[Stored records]
********************

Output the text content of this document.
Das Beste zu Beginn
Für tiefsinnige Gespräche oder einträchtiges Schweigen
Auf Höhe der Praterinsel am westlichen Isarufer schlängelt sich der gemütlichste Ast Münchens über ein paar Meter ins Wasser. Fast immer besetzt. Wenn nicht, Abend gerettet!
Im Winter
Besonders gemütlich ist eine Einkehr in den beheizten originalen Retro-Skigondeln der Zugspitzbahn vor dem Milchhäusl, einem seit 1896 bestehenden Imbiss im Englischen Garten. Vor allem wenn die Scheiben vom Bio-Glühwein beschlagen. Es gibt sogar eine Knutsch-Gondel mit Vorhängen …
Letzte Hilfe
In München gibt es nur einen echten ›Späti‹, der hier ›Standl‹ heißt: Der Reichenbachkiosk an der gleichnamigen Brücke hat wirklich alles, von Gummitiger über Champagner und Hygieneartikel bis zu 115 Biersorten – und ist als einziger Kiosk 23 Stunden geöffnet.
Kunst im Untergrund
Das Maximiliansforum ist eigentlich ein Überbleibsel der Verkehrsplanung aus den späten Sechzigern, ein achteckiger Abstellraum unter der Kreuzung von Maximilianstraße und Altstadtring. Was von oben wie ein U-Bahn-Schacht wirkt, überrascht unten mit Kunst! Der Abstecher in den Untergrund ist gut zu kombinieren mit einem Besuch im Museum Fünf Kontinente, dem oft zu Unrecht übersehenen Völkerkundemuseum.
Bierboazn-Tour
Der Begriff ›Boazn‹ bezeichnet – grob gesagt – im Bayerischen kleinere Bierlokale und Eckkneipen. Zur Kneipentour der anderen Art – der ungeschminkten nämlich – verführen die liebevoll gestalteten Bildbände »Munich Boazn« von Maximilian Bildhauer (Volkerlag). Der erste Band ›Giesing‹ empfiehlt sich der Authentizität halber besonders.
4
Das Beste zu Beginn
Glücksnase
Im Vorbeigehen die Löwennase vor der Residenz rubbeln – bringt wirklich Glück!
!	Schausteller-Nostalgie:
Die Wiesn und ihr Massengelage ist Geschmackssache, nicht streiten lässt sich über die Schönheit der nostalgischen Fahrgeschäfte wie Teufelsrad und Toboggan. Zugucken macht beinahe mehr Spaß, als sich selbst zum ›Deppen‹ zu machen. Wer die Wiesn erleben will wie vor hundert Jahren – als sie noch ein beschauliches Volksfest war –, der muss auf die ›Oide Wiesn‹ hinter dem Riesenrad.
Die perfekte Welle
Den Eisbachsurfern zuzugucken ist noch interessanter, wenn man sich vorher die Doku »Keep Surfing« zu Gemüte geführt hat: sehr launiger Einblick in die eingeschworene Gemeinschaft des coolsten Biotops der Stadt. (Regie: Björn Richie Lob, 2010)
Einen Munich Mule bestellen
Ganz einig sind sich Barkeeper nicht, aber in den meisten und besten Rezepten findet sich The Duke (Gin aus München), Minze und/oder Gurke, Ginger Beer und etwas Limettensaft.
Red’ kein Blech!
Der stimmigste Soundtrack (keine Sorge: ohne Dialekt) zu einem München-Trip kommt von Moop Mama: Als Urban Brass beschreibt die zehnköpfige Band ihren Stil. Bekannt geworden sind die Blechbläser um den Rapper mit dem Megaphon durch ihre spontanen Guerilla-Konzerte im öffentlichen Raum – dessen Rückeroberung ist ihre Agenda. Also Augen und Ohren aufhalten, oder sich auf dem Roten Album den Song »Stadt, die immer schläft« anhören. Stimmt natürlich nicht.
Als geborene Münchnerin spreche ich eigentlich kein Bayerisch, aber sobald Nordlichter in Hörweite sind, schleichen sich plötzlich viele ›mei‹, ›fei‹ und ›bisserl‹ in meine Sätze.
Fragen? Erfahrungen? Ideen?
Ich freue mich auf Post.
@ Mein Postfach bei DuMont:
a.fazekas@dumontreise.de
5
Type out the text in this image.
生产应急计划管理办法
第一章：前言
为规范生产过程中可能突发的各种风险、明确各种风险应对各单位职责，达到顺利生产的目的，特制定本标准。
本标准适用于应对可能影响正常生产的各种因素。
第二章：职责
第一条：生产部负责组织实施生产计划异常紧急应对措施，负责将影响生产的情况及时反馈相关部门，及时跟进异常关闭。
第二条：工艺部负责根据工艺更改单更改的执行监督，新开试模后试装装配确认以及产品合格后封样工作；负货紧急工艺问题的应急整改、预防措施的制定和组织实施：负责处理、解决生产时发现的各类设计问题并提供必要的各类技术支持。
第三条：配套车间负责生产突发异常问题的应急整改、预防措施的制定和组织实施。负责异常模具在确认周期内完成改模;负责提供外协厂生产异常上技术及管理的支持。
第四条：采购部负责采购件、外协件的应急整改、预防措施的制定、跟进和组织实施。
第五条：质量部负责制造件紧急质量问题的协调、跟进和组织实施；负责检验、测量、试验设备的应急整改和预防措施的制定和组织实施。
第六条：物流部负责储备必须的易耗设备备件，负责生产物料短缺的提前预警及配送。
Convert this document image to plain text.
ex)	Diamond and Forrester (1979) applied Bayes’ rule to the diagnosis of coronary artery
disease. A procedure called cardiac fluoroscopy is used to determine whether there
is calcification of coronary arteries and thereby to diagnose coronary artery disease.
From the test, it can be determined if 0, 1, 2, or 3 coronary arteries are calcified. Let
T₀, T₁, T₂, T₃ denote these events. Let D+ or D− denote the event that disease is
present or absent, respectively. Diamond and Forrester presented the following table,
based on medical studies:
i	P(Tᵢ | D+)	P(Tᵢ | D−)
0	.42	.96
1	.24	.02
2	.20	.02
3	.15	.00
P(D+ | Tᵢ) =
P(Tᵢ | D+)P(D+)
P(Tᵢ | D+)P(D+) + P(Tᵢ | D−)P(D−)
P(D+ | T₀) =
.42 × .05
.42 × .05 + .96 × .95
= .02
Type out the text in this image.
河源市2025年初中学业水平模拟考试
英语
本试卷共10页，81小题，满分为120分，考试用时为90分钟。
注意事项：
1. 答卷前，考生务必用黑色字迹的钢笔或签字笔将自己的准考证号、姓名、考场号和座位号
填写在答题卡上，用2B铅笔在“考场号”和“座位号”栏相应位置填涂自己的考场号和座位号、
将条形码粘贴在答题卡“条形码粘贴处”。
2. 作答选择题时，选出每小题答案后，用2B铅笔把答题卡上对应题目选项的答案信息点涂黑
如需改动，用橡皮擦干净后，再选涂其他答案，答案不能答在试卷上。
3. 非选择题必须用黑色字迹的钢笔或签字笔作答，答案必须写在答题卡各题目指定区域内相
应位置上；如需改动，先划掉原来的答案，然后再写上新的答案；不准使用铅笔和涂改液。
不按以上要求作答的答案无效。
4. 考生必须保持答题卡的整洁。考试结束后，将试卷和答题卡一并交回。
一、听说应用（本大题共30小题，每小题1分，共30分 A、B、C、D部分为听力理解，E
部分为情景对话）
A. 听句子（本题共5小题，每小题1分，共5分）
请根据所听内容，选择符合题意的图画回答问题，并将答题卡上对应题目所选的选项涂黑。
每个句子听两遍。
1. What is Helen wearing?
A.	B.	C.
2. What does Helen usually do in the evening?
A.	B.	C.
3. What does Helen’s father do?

********************

### GIVEN EXERCISE
Copy every line of the listing that contains the word "this".

### RIGHT ANSWER
Output the text content of this document.
Type out the text in this image.
Convert this document image to plain text.
Type out the text in this image.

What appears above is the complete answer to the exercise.